**The task:**
List every line below containing "xlabel".

**Record excerpts:**
....................
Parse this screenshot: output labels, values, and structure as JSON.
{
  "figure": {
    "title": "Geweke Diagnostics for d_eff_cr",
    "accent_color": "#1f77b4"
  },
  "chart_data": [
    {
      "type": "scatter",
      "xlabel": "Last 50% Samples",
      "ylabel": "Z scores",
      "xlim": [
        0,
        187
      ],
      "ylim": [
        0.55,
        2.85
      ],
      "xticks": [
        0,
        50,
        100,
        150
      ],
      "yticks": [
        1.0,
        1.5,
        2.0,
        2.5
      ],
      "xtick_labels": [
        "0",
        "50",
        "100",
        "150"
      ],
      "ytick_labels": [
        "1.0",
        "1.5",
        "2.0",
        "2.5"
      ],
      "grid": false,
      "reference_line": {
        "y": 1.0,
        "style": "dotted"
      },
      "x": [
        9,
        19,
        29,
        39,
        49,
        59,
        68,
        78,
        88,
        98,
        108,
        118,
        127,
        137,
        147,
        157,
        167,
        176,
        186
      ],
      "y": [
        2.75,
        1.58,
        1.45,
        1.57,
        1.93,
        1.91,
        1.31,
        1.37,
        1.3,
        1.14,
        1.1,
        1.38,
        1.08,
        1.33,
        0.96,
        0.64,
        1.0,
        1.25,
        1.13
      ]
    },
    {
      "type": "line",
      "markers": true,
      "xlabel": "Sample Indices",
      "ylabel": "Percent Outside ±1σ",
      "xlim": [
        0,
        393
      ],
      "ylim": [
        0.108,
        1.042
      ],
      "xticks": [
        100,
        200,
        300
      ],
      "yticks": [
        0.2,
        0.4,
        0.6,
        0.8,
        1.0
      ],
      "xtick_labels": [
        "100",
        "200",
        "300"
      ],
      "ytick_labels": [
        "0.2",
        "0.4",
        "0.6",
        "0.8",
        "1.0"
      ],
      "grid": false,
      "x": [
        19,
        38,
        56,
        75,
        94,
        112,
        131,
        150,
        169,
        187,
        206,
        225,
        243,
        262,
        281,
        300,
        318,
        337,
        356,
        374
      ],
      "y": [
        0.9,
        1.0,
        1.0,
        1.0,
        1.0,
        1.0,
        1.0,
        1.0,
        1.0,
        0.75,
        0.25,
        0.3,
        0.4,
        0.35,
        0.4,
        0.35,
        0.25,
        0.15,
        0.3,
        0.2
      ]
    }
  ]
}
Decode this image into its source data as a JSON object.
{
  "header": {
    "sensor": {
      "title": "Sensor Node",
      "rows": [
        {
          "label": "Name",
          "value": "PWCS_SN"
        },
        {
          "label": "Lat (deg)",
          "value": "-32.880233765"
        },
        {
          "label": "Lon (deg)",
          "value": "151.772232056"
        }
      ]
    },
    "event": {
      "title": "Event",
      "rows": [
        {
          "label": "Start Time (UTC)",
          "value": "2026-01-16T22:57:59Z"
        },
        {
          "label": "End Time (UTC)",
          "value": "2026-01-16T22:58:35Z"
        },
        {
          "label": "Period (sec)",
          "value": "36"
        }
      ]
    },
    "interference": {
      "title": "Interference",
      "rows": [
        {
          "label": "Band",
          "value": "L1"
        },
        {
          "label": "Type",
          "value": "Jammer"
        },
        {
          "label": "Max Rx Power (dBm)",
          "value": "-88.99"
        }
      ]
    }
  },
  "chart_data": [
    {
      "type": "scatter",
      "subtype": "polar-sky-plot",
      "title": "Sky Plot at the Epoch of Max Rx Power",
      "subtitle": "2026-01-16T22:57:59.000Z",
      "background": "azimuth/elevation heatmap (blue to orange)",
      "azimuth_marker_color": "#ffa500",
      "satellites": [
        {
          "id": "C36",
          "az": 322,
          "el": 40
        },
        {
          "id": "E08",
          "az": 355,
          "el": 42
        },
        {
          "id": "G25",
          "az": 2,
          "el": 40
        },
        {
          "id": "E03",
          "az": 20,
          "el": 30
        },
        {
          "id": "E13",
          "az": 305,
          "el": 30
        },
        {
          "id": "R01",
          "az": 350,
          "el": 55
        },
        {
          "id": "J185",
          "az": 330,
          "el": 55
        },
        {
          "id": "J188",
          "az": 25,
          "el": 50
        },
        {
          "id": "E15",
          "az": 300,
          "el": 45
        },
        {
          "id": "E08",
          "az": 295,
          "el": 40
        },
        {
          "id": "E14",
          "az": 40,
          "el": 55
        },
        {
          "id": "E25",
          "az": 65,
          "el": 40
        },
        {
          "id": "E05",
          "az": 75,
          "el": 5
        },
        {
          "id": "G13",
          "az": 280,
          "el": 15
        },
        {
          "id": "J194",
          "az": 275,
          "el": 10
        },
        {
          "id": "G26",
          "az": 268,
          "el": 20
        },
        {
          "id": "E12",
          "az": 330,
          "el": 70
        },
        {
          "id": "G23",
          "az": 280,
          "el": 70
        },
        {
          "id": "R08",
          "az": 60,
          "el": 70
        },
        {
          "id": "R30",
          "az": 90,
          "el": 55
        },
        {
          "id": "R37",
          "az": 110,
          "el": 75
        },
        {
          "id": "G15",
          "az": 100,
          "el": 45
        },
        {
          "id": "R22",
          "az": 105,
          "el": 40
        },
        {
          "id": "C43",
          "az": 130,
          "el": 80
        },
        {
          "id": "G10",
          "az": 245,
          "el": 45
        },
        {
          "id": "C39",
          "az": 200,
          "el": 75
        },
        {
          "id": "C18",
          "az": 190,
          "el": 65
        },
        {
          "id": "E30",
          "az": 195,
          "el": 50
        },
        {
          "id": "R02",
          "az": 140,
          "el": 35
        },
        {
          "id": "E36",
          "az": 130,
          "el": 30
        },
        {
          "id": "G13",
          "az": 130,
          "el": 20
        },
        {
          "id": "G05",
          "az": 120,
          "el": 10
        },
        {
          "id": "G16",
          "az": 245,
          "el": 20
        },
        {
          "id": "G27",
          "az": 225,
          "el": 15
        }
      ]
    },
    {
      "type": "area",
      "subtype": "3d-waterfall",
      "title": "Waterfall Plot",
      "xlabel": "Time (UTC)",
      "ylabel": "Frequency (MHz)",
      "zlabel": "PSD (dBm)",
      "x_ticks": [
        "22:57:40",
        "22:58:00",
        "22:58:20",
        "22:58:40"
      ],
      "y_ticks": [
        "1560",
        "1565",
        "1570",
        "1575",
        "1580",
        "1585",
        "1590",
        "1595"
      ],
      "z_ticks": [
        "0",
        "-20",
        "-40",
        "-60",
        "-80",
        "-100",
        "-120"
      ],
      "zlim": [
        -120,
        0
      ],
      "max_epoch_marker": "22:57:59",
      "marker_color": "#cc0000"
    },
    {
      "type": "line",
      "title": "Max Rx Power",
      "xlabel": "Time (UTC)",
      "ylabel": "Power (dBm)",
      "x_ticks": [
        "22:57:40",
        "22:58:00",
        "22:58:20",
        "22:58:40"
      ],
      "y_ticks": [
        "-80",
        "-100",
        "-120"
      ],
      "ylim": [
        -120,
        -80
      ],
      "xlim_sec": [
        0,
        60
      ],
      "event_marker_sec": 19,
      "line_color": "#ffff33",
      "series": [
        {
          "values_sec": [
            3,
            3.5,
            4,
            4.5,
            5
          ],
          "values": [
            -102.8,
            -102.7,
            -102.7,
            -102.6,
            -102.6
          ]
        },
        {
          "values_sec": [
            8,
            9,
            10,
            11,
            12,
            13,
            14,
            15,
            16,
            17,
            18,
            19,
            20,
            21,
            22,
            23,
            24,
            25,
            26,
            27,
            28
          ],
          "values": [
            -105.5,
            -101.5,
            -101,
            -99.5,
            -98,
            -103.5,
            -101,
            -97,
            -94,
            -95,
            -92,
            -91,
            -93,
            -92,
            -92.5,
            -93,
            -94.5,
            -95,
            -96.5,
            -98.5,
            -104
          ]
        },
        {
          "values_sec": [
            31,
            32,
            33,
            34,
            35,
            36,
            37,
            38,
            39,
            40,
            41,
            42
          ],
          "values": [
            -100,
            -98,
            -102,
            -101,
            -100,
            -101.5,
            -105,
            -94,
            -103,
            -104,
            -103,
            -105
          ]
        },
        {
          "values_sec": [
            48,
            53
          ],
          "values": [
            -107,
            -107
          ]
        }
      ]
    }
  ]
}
....................
**Correct result:**
      "xlabel": "Last 50% Samples",
      "xlabel": "Sample Indices",
      "xlabel": "Time (UTC)",
      "xlabel": "Time (UTC)",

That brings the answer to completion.